<<<<

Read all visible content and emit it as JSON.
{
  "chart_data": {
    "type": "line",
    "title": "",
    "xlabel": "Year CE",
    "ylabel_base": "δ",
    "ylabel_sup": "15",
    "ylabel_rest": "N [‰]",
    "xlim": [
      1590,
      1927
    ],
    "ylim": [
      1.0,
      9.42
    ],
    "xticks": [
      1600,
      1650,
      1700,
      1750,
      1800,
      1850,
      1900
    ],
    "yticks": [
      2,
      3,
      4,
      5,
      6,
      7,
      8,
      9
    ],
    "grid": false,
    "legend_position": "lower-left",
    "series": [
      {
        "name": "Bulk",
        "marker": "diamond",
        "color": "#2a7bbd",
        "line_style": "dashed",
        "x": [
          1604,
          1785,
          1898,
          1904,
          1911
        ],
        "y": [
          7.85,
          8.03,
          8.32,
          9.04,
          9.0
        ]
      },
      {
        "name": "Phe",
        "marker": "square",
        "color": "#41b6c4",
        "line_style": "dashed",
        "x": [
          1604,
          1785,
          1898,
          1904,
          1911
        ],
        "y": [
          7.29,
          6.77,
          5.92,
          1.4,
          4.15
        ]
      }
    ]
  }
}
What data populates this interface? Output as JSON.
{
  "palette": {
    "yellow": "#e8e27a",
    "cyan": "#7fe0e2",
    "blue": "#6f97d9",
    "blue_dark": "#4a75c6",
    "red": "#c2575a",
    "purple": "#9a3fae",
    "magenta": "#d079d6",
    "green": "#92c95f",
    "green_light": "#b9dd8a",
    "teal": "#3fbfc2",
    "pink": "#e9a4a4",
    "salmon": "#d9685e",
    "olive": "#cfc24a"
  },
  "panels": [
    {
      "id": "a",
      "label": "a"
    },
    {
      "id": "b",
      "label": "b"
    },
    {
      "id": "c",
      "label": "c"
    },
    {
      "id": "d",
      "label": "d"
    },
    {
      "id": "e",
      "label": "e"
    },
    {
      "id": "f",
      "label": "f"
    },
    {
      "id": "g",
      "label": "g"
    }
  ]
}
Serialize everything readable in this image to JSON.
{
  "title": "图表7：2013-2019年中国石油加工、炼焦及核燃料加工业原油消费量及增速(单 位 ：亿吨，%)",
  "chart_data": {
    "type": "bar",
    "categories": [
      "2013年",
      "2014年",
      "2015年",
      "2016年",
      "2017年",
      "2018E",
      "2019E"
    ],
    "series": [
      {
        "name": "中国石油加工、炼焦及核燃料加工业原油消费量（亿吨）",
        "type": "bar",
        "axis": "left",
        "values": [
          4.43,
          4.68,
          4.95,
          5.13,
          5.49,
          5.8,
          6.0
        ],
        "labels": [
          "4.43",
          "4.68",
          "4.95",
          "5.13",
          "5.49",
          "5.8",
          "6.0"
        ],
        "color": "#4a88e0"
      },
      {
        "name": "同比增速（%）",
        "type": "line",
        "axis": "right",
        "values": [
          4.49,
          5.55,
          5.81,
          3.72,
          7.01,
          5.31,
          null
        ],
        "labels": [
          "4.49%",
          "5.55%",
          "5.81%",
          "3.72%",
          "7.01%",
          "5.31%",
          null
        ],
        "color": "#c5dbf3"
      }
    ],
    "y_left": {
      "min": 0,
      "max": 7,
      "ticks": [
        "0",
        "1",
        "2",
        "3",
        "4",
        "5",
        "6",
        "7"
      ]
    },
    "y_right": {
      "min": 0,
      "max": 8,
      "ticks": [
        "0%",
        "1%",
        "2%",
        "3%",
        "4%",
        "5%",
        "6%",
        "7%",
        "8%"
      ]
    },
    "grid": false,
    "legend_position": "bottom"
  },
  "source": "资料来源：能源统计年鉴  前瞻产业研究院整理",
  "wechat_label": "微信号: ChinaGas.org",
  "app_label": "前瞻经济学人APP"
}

>>>>

Give an exact repetition of all the material.

TASK RESULT:
Read all visible content and emit it as JSON.
{
  "chart_data": {
    "type": "line",
    "title": "",
    "xlabel": "Year CE",
    "ylabel_base": "δ",
    "ylabel_sup": "15",
    "ylabel_rest": "N [‰]",
    "xlim": [
      1590,
      1927
    ],
    "ylim": [
      1.0,
      9.42
    ],
    "xticks": [
      1600,
      1650,
      1700,
      1750,
      1800,
      1850,
      1900
    ],
    "yticks": [
      2,
      3,
      4,
      5,
      6,
      7,
      8,
      9
    ],
    "grid": false,
    "legend_position": "lower-left",
    "series": [
      {
        "name": "Bulk",
        "marker": "diamond",
        "color": "#2a7bbd",
        "line_style": "dashed",
        "x": [
          1604,
          1785,
          1898,
          1904,
          1911
        ],
        "y": [
          7.85,
          8.03,
          8.32,
          9.04,
          9.0
        ]
      },
      {
        "name": "Phe",
        "marker": "square",
        "color": "#41b6c4",
        "line_style": "dashed",
        "x": [
          1604,
          1785,
          1898,
          1904,
          1911
        ],
        "y": [
          7.29,
          6.77,
          5.92,
          1.4,
          4.15
        ]
      }
    ]
  }
}
What data populates this interface? Output as JSON.
{
  "palette": {
    "yellow": "#e8e27a",
    "cyan": "#7fe0e2",
    "blue": "#6f97d9",
    "blue_dark": "#4a75c6",
    "red": "#c2575a",
    "purple": "#9a3fae",
    "magenta": "#d079d6",
    "green": "#92c95f",
    "green_light": "#b9dd8a",
    "teal": "#3fbfc2",
    "pink": "#e9a4a4",
    "salmon": "#d9685e",
    "olive": "#cfc24a"
  },
  "panels": [
    {
      "id": "a",
      "label": "a"
    },
    {
      "id": "b",
      "label": "b"
    },
    {
      "id": "c",
      "label": "c"
    },
    {
      "id": "d",
      "label": "d"
    },
    {
      "id": "e",
      "label": "e"
    },
    {
      "id": "f",
      "label": "f"
    },
    {
      "id": "g",
      "label": "g"
    }
  ]
}
Serialize everything readable in this image to JSON.
{
  "title": "图表7：2013-2019年中国石油加工、炼焦及核燃料加工业原油消费量及增速(单 位 ：亿吨，%)",
  "chart_data": {
    "type": "bar",
    "categories": [
      "2013年",
      "2014年",
      "2015年",
      "2016年",
      "2017年",
      "2018E",
      "2019E"
    ],
    "series": [
      {
        "name": "中国石油加工、炼焦及核燃料加工业原油消费量（亿吨）",
        "type": "bar",
        "axis": "left",
        "values": [
          4.43,
          4.68,
          4.95,
          5.13,
          5.49,
          5.8,
          6.0
        ],
        "labels": [
          "4.43",
          "4.68",
          "4.95",
          "5.13",
          "5.49",
          "5.8",
          "6.0"
        ],
        "color": "#4a88e0"
      },
      {
        "name": "同比增速（%）",
        "type": "line",
        "axis": "right",
        "values": [
          4.49,
          5.55,
          5.81,
          3.72,
          7.01,
          5.31,
          null
        ],
        "labels": [
          "4.49%",
          "5.55%",
          "5.81%",
          "3.72%",
          "7.01%",
          "5.31%",
          null
        ],
        "color": "#c5dbf3"
      }
    ],
    "y_left": {
      "min": 0,
      "max": 7,
      "ticks": [
        "0",
        "1",
        "2",
        "3",
        "4",
        "5",
        "6",
        "7"
      ]
    },
    "y_right": {
      "min": 0,
      "max": 8,
      "ticks": [
        "0%",
        "1%",
        "2%",
        "3%",
        "4%",
        "5%",
        "6%",
        "7%",
        "8%"
      ]
    },
    "grid": false,
    "legend_position": "bottom"
  },
  "source": "资料来源：能源统计年鉴  前瞻产业研究院整理",
  "wechat_label": "微信号: ChinaGas.org",
  "app_label": "前瞻经济学人APP"
}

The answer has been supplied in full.